SHORT TASK » Which lines in the records below contain the word "text"? Copy each of them.

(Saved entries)
======

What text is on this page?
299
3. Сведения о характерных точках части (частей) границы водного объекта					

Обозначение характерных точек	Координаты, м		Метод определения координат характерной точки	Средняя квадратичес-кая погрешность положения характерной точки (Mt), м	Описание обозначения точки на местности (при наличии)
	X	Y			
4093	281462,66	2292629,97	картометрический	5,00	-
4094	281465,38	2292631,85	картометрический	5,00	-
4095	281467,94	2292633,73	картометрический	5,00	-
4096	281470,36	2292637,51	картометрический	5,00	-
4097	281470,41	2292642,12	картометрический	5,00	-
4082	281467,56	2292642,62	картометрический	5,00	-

======

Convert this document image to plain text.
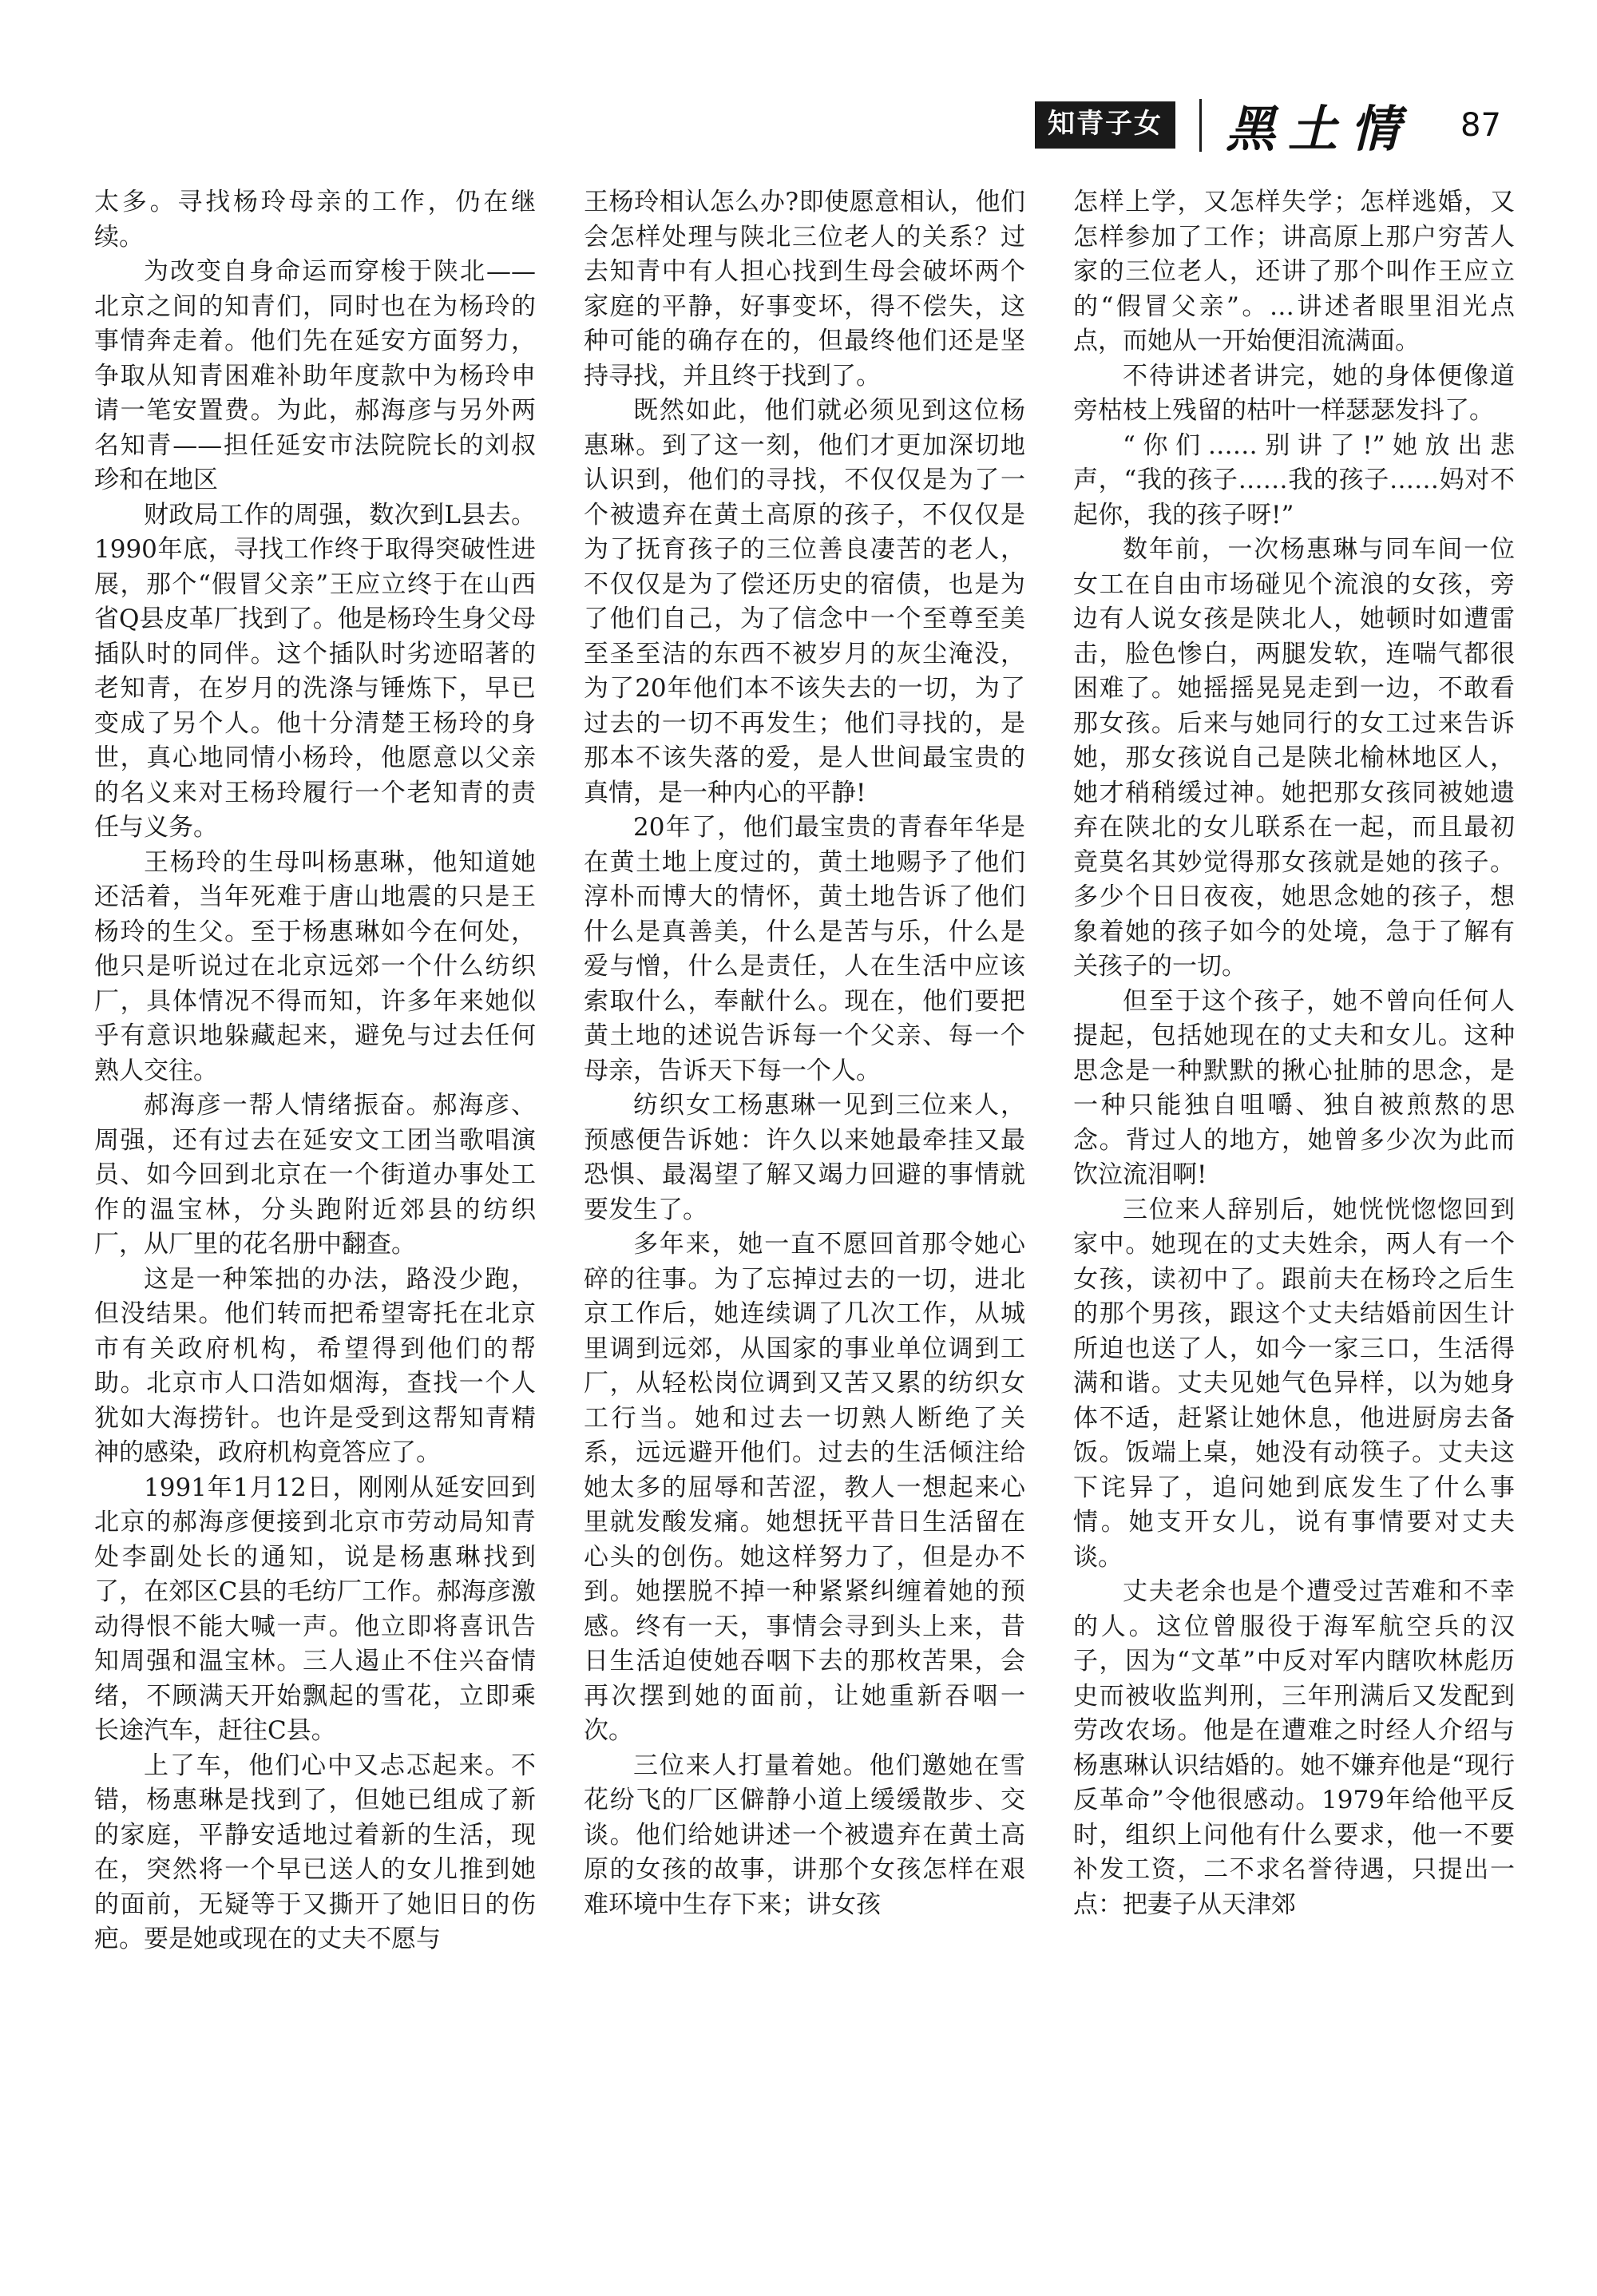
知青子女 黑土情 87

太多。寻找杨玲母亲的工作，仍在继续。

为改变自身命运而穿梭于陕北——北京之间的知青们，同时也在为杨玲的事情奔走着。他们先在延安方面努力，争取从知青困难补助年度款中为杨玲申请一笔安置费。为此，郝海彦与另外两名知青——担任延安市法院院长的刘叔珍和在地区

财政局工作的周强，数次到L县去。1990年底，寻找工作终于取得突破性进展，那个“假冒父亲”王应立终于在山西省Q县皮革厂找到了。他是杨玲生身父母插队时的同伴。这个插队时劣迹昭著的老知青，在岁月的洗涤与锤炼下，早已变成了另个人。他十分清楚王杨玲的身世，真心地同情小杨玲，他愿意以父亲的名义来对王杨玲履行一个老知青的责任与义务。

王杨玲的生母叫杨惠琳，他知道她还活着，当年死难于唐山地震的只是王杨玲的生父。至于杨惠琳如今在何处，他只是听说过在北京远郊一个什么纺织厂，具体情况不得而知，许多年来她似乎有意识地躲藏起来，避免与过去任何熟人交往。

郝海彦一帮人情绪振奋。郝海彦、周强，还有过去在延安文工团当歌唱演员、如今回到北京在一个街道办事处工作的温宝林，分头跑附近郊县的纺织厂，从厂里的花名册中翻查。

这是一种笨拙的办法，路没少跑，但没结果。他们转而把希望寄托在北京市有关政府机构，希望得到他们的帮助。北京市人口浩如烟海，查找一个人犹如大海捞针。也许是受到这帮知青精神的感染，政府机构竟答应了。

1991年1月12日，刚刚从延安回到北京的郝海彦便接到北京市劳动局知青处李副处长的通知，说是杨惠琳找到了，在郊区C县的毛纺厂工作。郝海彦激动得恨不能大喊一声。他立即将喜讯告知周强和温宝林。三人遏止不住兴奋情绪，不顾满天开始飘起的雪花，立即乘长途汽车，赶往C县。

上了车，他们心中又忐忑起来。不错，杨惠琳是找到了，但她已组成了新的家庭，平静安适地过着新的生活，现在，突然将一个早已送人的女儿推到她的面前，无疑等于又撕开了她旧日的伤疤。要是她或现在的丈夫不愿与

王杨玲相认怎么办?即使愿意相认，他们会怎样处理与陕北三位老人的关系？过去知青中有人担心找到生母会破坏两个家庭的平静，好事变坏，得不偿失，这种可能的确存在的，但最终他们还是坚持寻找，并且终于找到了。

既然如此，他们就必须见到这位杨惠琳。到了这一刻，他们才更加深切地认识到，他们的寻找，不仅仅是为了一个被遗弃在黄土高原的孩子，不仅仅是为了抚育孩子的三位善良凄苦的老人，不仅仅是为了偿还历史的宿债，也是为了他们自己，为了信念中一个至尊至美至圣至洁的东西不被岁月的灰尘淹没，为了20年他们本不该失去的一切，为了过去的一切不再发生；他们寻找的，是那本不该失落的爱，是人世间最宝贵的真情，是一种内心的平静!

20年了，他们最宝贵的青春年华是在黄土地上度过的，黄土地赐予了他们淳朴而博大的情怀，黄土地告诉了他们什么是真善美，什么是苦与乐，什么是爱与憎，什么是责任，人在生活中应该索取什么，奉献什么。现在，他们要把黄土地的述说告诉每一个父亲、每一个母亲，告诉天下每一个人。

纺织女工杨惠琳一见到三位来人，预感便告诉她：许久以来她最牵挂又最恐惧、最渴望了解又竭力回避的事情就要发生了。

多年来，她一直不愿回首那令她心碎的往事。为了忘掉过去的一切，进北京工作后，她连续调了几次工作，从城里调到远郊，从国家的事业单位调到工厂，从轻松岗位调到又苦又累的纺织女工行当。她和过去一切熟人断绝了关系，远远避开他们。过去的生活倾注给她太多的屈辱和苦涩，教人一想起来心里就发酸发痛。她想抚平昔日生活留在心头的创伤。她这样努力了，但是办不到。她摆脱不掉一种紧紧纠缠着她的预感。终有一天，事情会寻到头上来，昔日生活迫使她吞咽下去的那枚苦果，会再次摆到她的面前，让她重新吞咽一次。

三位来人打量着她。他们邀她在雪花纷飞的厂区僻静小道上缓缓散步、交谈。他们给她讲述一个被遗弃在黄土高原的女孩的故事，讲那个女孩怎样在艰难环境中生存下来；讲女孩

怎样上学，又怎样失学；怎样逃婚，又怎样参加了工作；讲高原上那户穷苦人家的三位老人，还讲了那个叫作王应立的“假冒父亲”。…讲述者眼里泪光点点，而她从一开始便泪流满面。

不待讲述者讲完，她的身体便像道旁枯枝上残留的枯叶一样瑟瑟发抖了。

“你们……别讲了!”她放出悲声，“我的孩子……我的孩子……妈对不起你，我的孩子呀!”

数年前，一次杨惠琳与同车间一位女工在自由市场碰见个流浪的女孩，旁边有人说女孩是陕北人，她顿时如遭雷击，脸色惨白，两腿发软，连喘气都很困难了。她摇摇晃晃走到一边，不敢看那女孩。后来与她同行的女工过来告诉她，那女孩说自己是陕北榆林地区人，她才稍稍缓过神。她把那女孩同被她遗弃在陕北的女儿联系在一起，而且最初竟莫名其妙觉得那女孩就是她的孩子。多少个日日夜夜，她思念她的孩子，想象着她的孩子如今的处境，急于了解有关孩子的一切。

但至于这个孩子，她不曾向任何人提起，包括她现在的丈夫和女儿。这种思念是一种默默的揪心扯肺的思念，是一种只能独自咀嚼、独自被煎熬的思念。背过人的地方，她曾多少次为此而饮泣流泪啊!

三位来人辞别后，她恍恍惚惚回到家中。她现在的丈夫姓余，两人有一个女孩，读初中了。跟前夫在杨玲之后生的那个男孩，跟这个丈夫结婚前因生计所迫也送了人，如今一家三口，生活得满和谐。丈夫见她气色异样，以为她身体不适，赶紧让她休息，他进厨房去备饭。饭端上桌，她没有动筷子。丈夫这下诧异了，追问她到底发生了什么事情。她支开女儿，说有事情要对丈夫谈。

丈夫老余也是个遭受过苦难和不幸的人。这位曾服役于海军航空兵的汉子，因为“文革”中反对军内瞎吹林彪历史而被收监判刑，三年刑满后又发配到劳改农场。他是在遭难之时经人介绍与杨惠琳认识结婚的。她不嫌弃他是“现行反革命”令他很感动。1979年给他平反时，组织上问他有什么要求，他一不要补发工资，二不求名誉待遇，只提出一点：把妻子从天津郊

======

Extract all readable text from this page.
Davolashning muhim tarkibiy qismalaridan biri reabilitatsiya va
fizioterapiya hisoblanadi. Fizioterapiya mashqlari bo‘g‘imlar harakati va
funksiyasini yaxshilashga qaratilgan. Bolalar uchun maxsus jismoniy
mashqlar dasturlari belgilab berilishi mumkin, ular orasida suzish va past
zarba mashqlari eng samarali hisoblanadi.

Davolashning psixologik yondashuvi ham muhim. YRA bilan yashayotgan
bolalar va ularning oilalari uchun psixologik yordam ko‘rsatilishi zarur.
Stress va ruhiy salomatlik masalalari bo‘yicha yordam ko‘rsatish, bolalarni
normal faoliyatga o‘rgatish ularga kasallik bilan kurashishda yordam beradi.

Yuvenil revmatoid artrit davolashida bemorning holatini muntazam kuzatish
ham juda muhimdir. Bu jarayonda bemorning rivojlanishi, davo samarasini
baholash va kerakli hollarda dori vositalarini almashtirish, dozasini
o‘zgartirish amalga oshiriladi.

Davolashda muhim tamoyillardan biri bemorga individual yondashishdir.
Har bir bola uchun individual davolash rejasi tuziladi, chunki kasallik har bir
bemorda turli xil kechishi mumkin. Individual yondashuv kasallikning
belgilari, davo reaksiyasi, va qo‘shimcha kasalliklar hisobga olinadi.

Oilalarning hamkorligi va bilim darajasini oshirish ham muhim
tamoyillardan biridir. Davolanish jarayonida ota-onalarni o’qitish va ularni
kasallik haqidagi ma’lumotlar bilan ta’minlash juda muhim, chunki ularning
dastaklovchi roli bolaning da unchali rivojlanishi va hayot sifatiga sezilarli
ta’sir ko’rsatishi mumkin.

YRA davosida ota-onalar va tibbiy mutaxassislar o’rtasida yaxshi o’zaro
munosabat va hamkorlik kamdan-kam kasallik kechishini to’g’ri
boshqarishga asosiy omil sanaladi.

======

THE RESPONSE »
What text is on this page?
Convert this document image to plain text.
Extract all readable text from this page.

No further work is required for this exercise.